#### Material provided:
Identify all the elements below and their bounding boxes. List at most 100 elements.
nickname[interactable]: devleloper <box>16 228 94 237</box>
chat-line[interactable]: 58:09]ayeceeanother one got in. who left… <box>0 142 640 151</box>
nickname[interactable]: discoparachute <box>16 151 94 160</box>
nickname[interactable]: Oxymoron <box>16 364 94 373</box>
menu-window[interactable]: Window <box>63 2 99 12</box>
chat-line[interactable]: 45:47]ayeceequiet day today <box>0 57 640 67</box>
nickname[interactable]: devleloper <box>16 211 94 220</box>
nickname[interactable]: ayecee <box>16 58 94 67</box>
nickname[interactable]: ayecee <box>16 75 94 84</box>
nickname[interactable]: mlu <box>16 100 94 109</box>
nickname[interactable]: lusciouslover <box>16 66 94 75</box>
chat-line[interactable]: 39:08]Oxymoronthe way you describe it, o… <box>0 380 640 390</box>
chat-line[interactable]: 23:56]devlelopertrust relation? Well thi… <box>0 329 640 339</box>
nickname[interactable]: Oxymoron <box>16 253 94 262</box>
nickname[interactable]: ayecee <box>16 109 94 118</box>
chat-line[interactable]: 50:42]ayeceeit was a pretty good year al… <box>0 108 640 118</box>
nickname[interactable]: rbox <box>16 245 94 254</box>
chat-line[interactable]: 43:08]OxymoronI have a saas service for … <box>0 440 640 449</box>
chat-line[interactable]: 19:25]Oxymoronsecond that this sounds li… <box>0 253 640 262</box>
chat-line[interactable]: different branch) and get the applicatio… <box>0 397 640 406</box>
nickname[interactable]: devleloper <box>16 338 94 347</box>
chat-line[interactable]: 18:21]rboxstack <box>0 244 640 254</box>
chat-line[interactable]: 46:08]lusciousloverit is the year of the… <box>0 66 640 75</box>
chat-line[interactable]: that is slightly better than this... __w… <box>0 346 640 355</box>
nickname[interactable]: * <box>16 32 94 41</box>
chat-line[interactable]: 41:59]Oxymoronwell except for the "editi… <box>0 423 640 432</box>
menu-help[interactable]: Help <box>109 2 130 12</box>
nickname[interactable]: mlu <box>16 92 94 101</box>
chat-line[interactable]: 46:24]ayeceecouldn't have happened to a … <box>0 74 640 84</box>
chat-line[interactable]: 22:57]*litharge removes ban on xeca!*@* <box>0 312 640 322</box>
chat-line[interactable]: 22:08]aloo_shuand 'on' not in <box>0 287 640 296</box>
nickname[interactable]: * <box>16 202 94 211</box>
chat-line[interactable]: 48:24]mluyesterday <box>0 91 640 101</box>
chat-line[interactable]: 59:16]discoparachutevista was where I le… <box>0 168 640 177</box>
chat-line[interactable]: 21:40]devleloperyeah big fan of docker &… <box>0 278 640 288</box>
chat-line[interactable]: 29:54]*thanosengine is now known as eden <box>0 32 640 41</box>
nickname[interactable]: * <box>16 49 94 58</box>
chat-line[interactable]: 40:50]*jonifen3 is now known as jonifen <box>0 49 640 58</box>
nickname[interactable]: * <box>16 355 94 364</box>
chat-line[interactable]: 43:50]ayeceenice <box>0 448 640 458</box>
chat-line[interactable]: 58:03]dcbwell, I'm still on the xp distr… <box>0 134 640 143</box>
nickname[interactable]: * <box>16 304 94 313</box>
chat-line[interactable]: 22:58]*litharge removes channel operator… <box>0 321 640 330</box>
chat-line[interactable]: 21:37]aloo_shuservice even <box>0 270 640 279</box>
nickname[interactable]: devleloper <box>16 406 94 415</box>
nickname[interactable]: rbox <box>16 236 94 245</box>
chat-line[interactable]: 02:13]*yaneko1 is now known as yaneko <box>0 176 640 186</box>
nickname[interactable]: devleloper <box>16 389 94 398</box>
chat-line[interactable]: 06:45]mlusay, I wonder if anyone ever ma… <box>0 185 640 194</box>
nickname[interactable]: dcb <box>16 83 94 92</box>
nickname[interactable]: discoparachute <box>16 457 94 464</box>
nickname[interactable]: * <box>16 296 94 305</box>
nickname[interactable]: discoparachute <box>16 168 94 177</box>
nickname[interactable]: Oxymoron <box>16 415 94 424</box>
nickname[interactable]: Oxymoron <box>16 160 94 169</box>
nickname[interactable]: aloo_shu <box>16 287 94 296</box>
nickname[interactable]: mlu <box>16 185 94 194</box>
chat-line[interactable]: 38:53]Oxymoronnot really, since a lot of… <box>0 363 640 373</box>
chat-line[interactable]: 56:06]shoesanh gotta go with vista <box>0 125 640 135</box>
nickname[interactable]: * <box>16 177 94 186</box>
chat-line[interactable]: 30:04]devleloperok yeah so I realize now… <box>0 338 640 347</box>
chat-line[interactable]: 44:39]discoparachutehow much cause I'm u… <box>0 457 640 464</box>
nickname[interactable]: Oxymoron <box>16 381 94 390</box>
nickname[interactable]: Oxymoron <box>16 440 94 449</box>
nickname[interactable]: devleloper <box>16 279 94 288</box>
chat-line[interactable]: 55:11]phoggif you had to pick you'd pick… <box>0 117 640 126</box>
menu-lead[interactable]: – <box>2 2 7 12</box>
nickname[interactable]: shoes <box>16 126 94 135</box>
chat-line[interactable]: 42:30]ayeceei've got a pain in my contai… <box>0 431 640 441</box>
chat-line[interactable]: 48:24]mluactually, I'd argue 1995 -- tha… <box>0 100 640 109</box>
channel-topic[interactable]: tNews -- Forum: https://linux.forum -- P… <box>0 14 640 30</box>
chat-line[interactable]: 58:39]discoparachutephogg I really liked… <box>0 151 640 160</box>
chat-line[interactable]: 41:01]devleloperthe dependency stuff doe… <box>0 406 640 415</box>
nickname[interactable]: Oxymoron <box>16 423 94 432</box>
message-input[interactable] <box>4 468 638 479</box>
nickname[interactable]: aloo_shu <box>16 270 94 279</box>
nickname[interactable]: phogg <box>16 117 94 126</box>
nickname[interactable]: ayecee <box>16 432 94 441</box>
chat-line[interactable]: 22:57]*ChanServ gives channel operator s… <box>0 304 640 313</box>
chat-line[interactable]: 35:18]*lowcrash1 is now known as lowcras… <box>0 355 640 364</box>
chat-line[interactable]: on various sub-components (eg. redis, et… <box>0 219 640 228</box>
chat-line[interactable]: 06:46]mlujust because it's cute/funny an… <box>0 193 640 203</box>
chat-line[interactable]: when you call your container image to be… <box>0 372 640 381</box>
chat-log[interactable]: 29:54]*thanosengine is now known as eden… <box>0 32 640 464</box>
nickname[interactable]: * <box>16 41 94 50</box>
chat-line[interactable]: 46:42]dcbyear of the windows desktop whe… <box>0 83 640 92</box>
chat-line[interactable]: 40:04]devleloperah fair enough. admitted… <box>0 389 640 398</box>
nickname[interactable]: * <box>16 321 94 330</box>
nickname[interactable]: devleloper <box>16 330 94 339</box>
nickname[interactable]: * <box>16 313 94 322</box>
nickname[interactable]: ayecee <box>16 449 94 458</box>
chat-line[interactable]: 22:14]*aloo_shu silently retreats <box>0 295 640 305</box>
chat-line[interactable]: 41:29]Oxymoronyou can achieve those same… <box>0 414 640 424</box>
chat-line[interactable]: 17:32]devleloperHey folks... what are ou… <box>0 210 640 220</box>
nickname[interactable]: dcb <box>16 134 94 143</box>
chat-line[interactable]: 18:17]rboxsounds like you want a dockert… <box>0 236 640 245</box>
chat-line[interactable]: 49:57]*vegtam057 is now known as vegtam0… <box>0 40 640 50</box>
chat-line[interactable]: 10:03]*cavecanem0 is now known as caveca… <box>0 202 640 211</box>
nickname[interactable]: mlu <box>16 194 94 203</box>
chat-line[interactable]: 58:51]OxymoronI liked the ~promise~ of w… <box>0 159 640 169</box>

#### Task description:
Copy out every line of the items above verbatim, leaving nothing out.

#### Exercise result:
Identify all the elements below and their bounding boxes. List at most 100 elements.
nickname[interactable]: devleloper <box>16 228 94 237</box>
chat-line[interactable]: 58:09]ayeceeanother one got in. who left… <box>0 142 640 151</box>
nickname[interactable]: discoparachute <box>16 151 94 160</box>
nickname[interactable]: Oxymoron <box>16 364 94 373</box>
menu-window[interactable]: Window <box>63 2 99 12</box>
chat-line[interactable]: 45:47]ayeceequiet day today <box>0 57 640 67</box>
nickname[interactable]: devleloper <box>16 211 94 220</box>
nickname[interactable]: ayecee <box>16 58 94 67</box>
nickname[interactable]: ayecee <box>16 75 94 84</box>
nickname[interactable]: mlu <box>16 100 94 109</box>
nickname[interactable]: lusciouslover <box>16 66 94 75</box>
chat-line[interactable]: 39:08]Oxymoronthe way you describe it, o… <box>0 380 640 390</box>
chat-line[interactable]: 23:56]devlelopertrust relation? Well thi… <box>0 329 640 339</box>
nickname[interactable]: Oxymoron <box>16 253 94 262</box>
nickname[interactable]: ayecee <box>16 109 94 118</box>
chat-line[interactable]: 50:42]ayeceeit was a pretty good year al… <box>0 108 640 118</box>
nickname[interactable]: rbox <box>16 245 94 254</box>
chat-line[interactable]: 43:08]OxymoronI have a saas service for … <box>0 440 640 449</box>
chat-line[interactable]: 19:25]Oxymoronsecond that this sounds li… <box>0 253 640 262</box>
chat-line[interactable]: different branch) and get the applicatio… <box>0 397 640 406</box>
nickname[interactable]: devleloper <box>16 338 94 347</box>
chat-line[interactable]: 18:21]rboxstack <box>0 244 640 254</box>
chat-line[interactable]: 46:08]lusciousloverit is the year of the… <box>0 66 640 75</box>
chat-line[interactable]: that is slightly better than this... __w… <box>0 346 640 355</box>
nickname[interactable]: * <box>16 32 94 41</box>
chat-line[interactable]: 41:59]Oxymoronwell except for the "editi… <box>0 423 640 432</box>
menu-help[interactable]: Help <box>109 2 130 12</box>
nickname[interactable]: mlu <box>16 92 94 101</box>
chat-line[interactable]: 46:24]ayeceecouldn't have happened to a … <box>0 74 640 84</box>
chat-line[interactable]: 22:57]*litharge removes ban on xeca!*@* <box>0 312 640 322</box>
chat-line[interactable]: 22:08]aloo_shuand 'on' not in <box>0 287 640 296</box>
nickname[interactable]: * <box>16 202 94 211</box>
chat-line[interactable]: 48:24]mluyesterday <box>0 91 640 101</box>
chat-line[interactable]: 59:16]discoparachutevista was where I le… <box>0 168 640 177</box>
chat-line[interactable]: 21:40]devleloperyeah big fan of docker &… <box>0 278 640 288</box>
chat-line[interactable]: 29:54]*thanosengine is now known as eden <box>0 32 640 41</box>
nickname[interactable]: * <box>16 49 94 58</box>
chat-line[interactable]: 40:50]*jonifen3 is now known as jonifen <box>0 49 640 58</box>
nickname[interactable]: * <box>16 355 94 364</box>
chat-line[interactable]: 43:50]ayeceenice <box>0 448 640 458</box>
chat-line[interactable]: 58:03]dcbwell, I'm still on the xp distr… <box>0 134 640 143</box>
nickname[interactable]: * <box>16 304 94 313</box>
chat-line[interactable]: 22:58]*litharge removes channel operator… <box>0 321 640 330</box>
chat-line[interactable]: 21:37]aloo_shuservice even <box>0 270 640 279</box>
nickname[interactable]: devleloper <box>16 406 94 415</box>
nickname[interactable]: rbox <box>16 236 94 245</box>
chat-line[interactable]: 02:13]*yaneko1 is now known as yaneko <box>0 176 640 186</box>
nickname[interactable]: devleloper <box>16 389 94 398</box>
chat-line[interactable]: 06:45]mlusay, I wonder if anyone ever ma… <box>0 185 640 194</box>
nickname[interactable]: dcb <box>16 83 94 92</box>
nickname[interactable]: discoparachute <box>16 457 94 464</box>
nickname[interactable]: * <box>16 296 94 305</box>
nickname[interactable]: discoparachute <box>16 168 94 177</box>
nickname[interactable]: Oxymoron <box>16 415 94 424</box>
nickname[interactable]: Oxymoron <box>16 160 94 169</box>
nickname[interactable]: aloo_shu <box>16 287 94 296</box>
nickname[interactable]: mlu <box>16 185 94 194</box>
chat-line[interactable]: 38:53]Oxymoronnot really, since a lot of… <box>0 363 640 373</box>
chat-line[interactable]: 56:06]shoesanh gotta go with vista <box>0 125 640 135</box>
nickname[interactable]: * <box>16 177 94 186</box>
chat-line[interactable]: 30:04]devleloperok yeah so I realize now… <box>0 338 640 347</box>
chat-line[interactable]: 44:39]discoparachutehow much cause I'm u… <box>0 457 640 464</box>
nickname[interactable]: Oxymoron <box>16 381 94 390</box>
nickname[interactable]: Oxymoron <box>16 440 94 449</box>
nickname[interactable]: devleloper <box>16 279 94 288</box>
chat-line[interactable]: 55:11]phoggif you had to pick you'd pick… <box>0 117 640 126</box>
menu-lead[interactable]: – <box>2 2 7 12</box>
nickname[interactable]: shoes <box>16 126 94 135</box>
chat-line[interactable]: 42:30]ayeceei've got a pain in my contai… <box>0 431 640 441</box>
chat-line[interactable]: 48:24]mluactually, I'd argue 1995 -- tha… <box>0 100 640 109</box>
channel-topic[interactable]: tNews -- Forum: https://linux.forum -- P… <box>0 14 640 30</box>
chat-line[interactable]: 58:39]discoparachutephogg I really liked… <box>0 151 640 160</box>
chat-line[interactable]: 41:01]devleloperthe dependency stuff doe… <box>0 406 640 415</box>
nickname[interactable]: Oxymoron <box>16 423 94 432</box>
message-input[interactable] <box>4 468 638 479</box>
nickname[interactable]: aloo_shu <box>16 270 94 279</box>
nickname[interactable]: phogg <box>16 117 94 126</box>
nickname[interactable]: ayecee <box>16 432 94 441</box>
chat-line[interactable]: 22:57]*ChanServ gives channel operator s… <box>0 304 640 313</box>
chat-line[interactable]: 35:18]*lowcrash1 is now known as lowcras… <box>0 355 640 364</box>
chat-line[interactable]: on various sub-components (eg. redis, et… <box>0 219 640 228</box>
chat-line[interactable]: 06:46]mlujust because it's cute/funny an… <box>0 193 640 203</box>
chat-line[interactable]: when you call your container image to be… <box>0 372 640 381</box>
chat-log[interactable]: 29:54]*thanosengine is now known as eden… <box>0 32 640 464</box>
nickname[interactable]: * <box>16 41 94 50</box>
chat-line[interactable]: 46:42]dcbyear of the windows desktop whe… <box>0 83 640 92</box>
chat-line[interactable]: 40:04]devleloperah fair enough. admitted… <box>0 389 640 398</box>
nickname[interactable]: * <box>16 321 94 330</box>
nickname[interactable]: devleloper <box>16 330 94 339</box>
nickname[interactable]: * <box>16 313 94 322</box>
nickname[interactable]: ayecee <box>16 449 94 458</box>
chat-line[interactable]: 22:14]*aloo_shu silently retreats <box>0 295 640 305</box>
chat-line[interactable]: 41:29]Oxymoronyou can achieve those same… <box>0 414 640 424</box>
chat-line[interactable]: 17:32]devleloperHey folks... what are ou… <box>0 210 640 220</box>
nickname[interactable]: dcb <box>16 134 94 143</box>
chat-line[interactable]: 18:17]rboxsounds like you want a dockert… <box>0 236 640 245</box>
chat-line[interactable]: 49:57]*vegtam057 is now known as vegtam0… <box>0 40 640 50</box>
chat-line[interactable]: 10:03]*cavecanem0 is now known as caveca… <box>0 202 640 211</box>
nickname[interactable]: mlu <box>16 194 94 203</box>
chat-line[interactable]: 58:51]OxymoronI liked the ~promise~ of w… <box>0 159 640 169</box>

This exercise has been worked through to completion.